START INPUT DATA

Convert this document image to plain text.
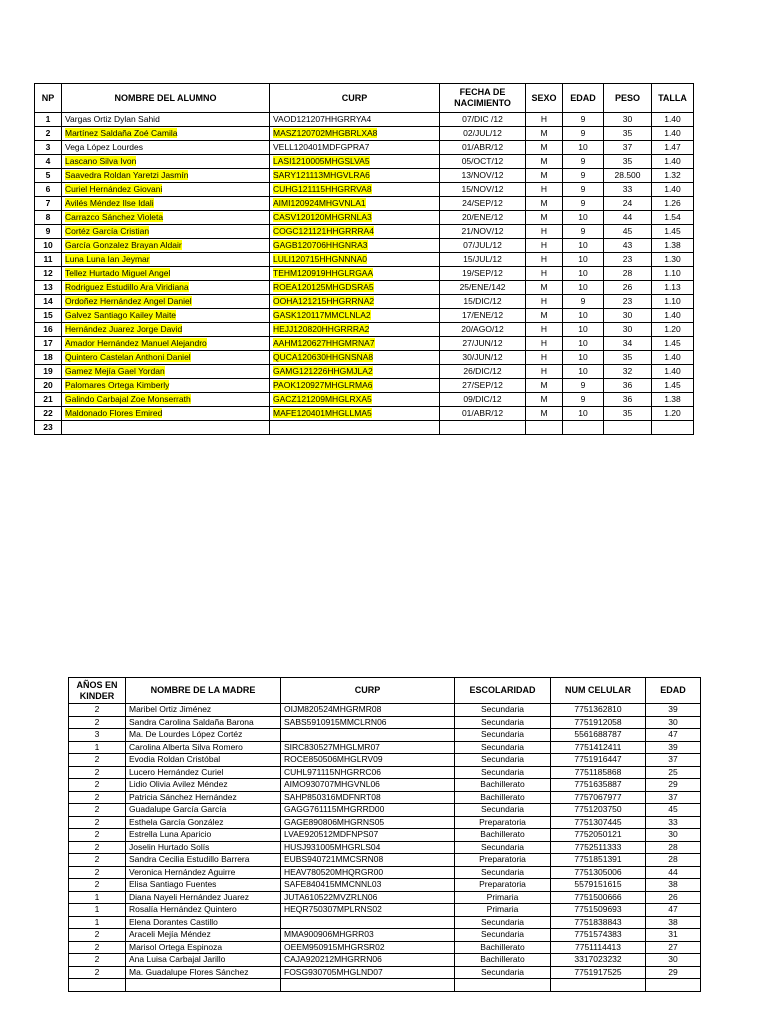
NP	NOMBRE DEL ALUMNO	CURP	FECHA DE NACIMIENTO	SEXO	EDAD	PESO	TALLA
1	Vargas Ortiz Dylan Sahid	VAOD121207HHGRRYA4	07/DIC /12	H	9	30	1.40
2	Martínez Saldaña Zoé Camila	MASZ120702MHGBRLXA8	02/JUL/12	M	9	35	1.40
3	Vega López Lourdes	VELL120401MDFGPRA7	01/ABR/12	M	10	37	1.47
4	Lascano Silva Ivon	LASI1210005MHGSLVA5	05/OCT/12	M	9	35	1.40
5	Saavedra Roldan Yaretzi Jasmín	SARY121113MHGVLRA6	13/NOV/12	M	9	28.500	1.32
6	Curiel Hernández Giovani	CUHG121115HHGRRVA8	15/NOV/12	H	9	33	1.40
7	Avilés Méndez Ilse Idali	AIMI120924MHGVNLA1	24/SEP/12	M	9	24	1.26
8	Carrazco Sánchez Violeta	CASV120120MHGRNLA3	20/ENE/12	M	10	44	1.54
9	Cortéz García Cristian	COGC121121HHGRRRA4	21/NOV/12	H	9	45	1.45
10	García Gonzalez Brayan Aldair	GAGB120706HHGNRA3	07/JUL/12	H	10	43	1.38
11	Luna Luna Ian Jeymar	LULI120715HHGNNNA0	15/JUL/12	H	10	23	1.30
12	Tellez Hurtado Miguel Angel	TEHM120919HHGLRGAA	19/SEP/12	H	10	28	1.10
13	Rodriguez Estudillo Ara Viridiana	ROEA120125MHGDSRA5	25/ENE/142	M	10	26	1.13
14	Ordoñez Hernández Angel Daniel	OOHA121215HHGRRNA2	15/DIC/12	H	9	23	1.10
15	Galvez Santiago Kailey Maite	GASK120117MMCLNLA2	17/ENE/12	M	10	30	1.40
16	Hernández Juarez Jorge David	HEJJ120820HHGRRRA2	20/AGO/12	H	10	30	1.20
17	Amador Hernández Manuel Alejandro	AAHM120627HHGMRNA7	27/JUN/12	H	10	34	1.45
18	Quintero Castelan Anthoni Daniel	QUCA120630HHGNSNA8	30/JUN/12	H	10	35	1.40
19	Gamez Mejía Gael Yordan	GAMG121226HHGMJLA2	26/DIC/12	H	10	32	1.40
20	Palomares Ortega Kimberly	PAOK120927MHGLRMA6	27/SEP/12	M	9	36	1.45
21	Galindo Carbajal Zoe Monserrath	GACZ121209MHGLRXA5	09/DIC/12	M	9	36	1.38
22	Maldonado Flores Emired	MAFE120401MHGLLMA5	01/ABR/12	M	10	35	1.20
23							
AÑOS EN KINDER	NOMBRE DE LA MADRE	CURP	ESCOLARIDAD	NUM CELULAR	EDAD
2	Maribel Ortiz Jiménez	OIJM820524MHGRMR08	Secundaria	7751362810	39
2	Sandra Carolina Saldaña Barona	SABS5910915MMCLRN06	Secundaria	7751912058	30
3	Ma. De Lourdes López Cortéz		Secundaria	5561688787	47
1	Carolina Alberta Silva Romero	SIRC830527MHGLMR07	Secundaria	7751412411	39
2	Evodia Roldan Cristóbal	ROCE850506MHGLRV09	Secundaria	7751916447	37
2	Lucero Hernández Curiel	CUHL971115NHGRRC06	Secundaria	7751185868	25
2	Lidio Olivia Avilez Méndez	AIMO930707MHGVNL06	Bachillerato	7751635887	29
2	Patricia Sánchez Hernández	SAHP850316MDFNRT08	Bachillerato	7757067977	37
2	Guadalupe García García	GAGG761115MHGRRD00	Secundaria	7751203750	45
2	Esthela García González	GAGE890806MHGRNS05	Preparatoria	7751307445	33
2	Estrella Luna Aparicio	LVAE920512MDFNPS07	Bachillerato	7752050121	30
2	Joselin Hurtado Solís	HUSJ931005MHGRLS04	Secundaria	7752511333	28
2	Sandra Cecilia Estudillo Barrera	EUBS940721MMCSRN08	Preparatoria	7751851391	28
2	Veronica Hernández Aguirre	HEAV780520MHQRGR00	Secundaria	7751305006	44
2	Elisa Santiago Fuentes	SAFE840415MMCNNL03	Preparatoria	5579151615	38
1	Diana Nayeli Hernández Juarez	JUTA610522MVZRLN06	Primaria	7751500666	26
1	Rosalía Hernández Quintero	HEQR750307MPLRNS02	Primaria	7751509693	47
1	Elena Dorantes Castillo		Secundaria	7751838843	38
2	Araceli Mejía Méndez	MMA900906MHGRR03	Secundaria	7751574383	31
2	Marisol Ortega Espinoza	OEEM950915MHGRSR02	Bachillerato	7751114413	27
2	Ana Luisa Carbajal Jarillo	CAJA920212MHGRRN06	Bachillerato	3317023232	30
2	Ma. Guadalupe Flores Sánchez	FOSG930705MHGLND07	Secundaria	7751917525	29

END INPUT DATA

■ **WORK REQUIRED**
Go line by line through the data, copying each one that contains the word "Juarez".

■ **EXERCISE ANSWER**
16	Hernández Juarez Jorge David	HEJJ120820HHGRRRA2	20/AGO/12	H	10	30	1.20
1	Diana Nayeli Hernández Juarez	JUTA610522MVZRLN06	Primaria	7751500666	26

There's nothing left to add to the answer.